Where a line contains the word "BGRI", copy that line in full.

--- Start of Material to process ---

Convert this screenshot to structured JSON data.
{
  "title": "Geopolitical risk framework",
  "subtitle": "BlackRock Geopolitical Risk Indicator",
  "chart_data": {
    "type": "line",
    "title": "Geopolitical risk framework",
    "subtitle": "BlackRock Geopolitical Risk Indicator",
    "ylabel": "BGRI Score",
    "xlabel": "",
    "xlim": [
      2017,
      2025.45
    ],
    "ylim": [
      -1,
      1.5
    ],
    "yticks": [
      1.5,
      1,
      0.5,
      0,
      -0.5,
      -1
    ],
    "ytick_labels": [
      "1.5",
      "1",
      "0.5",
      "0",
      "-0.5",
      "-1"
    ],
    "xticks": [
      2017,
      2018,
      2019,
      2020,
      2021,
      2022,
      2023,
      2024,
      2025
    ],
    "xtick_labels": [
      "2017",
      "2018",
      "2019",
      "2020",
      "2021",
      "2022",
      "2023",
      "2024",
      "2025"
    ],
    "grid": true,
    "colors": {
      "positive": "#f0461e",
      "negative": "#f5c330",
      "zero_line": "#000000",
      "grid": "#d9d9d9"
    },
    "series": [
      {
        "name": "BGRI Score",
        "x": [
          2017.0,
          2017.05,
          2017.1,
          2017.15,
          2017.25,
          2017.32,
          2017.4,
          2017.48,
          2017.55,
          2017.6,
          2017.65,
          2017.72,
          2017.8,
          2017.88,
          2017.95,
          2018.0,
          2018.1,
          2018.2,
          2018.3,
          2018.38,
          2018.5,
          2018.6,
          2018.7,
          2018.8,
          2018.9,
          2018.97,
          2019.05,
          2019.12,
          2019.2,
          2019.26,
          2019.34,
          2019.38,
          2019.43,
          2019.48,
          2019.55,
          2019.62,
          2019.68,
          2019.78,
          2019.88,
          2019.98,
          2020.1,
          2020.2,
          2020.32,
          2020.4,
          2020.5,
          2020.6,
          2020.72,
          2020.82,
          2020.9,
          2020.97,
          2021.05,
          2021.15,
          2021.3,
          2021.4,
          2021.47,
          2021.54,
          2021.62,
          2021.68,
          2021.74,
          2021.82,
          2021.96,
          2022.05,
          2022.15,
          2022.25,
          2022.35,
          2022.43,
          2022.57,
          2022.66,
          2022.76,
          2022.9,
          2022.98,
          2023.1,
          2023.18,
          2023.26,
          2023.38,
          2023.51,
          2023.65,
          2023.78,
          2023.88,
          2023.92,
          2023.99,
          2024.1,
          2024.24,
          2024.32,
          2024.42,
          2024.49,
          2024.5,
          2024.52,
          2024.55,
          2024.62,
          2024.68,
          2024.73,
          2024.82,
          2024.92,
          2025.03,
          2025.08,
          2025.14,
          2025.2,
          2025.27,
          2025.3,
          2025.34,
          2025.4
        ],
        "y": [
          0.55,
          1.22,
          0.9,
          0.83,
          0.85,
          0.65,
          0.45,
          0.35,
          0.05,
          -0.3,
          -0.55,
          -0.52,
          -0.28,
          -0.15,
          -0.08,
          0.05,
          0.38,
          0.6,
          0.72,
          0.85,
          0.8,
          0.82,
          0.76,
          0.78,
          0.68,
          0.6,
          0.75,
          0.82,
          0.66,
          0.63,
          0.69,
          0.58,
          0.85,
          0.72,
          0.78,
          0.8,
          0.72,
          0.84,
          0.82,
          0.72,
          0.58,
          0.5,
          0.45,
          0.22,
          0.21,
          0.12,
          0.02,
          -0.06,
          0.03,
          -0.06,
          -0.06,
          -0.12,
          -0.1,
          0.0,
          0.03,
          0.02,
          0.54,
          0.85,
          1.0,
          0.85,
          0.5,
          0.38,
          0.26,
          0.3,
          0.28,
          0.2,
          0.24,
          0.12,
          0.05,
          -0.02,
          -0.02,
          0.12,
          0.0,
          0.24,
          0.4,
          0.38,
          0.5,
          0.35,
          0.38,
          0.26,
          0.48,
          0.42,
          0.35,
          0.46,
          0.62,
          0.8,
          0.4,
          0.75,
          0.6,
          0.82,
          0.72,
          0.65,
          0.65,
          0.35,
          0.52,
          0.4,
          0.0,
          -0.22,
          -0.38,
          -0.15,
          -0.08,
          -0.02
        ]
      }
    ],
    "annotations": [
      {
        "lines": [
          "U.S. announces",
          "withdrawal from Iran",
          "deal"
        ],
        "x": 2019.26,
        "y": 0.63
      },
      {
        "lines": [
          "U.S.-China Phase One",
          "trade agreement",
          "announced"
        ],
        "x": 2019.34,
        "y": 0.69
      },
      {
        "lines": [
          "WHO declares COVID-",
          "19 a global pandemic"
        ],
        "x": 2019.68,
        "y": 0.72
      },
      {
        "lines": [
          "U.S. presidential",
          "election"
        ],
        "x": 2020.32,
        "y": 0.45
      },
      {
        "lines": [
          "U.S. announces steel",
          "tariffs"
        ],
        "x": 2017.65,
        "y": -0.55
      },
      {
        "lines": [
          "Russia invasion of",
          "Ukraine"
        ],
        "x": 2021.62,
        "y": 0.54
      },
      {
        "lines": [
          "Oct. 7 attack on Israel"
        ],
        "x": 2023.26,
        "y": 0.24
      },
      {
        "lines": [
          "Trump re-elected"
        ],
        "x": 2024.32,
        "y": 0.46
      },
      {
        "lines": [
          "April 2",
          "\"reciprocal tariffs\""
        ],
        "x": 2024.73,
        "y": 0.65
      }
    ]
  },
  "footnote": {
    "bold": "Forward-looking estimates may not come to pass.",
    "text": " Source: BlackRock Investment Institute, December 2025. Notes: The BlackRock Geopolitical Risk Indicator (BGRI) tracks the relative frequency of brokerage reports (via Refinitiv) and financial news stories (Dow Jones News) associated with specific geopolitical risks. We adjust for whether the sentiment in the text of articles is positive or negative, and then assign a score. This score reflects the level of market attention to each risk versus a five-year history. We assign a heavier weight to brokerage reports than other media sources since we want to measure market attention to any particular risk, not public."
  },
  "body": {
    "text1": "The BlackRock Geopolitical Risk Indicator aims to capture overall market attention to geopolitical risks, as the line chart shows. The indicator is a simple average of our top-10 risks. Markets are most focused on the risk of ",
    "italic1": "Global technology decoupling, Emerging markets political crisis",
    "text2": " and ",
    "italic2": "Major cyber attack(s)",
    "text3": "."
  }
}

--- End of Material to process ---

- Result for this task:
    "ylabel": "BGRI Score",
        "name": "BGRI Score",
    "text": " Source: BlackRock Investment Institute, December 2025. Notes: The BlackRock Geopolitical Risk Indicator (BGRI) tracks the relative frequency of brokerage reports (via Refinitiv) and financial news stories (Dow Jones News) associated with specific geopolitical risks. We adjust for whether the sentiment in the text of articles is positive or negative, and then assign a score. This score reflects the level of market attention to each risk versus a five-year history. We assign a heavier weight to brokerage reports than other media sources since we want to measure market attention to any particular risk, not public."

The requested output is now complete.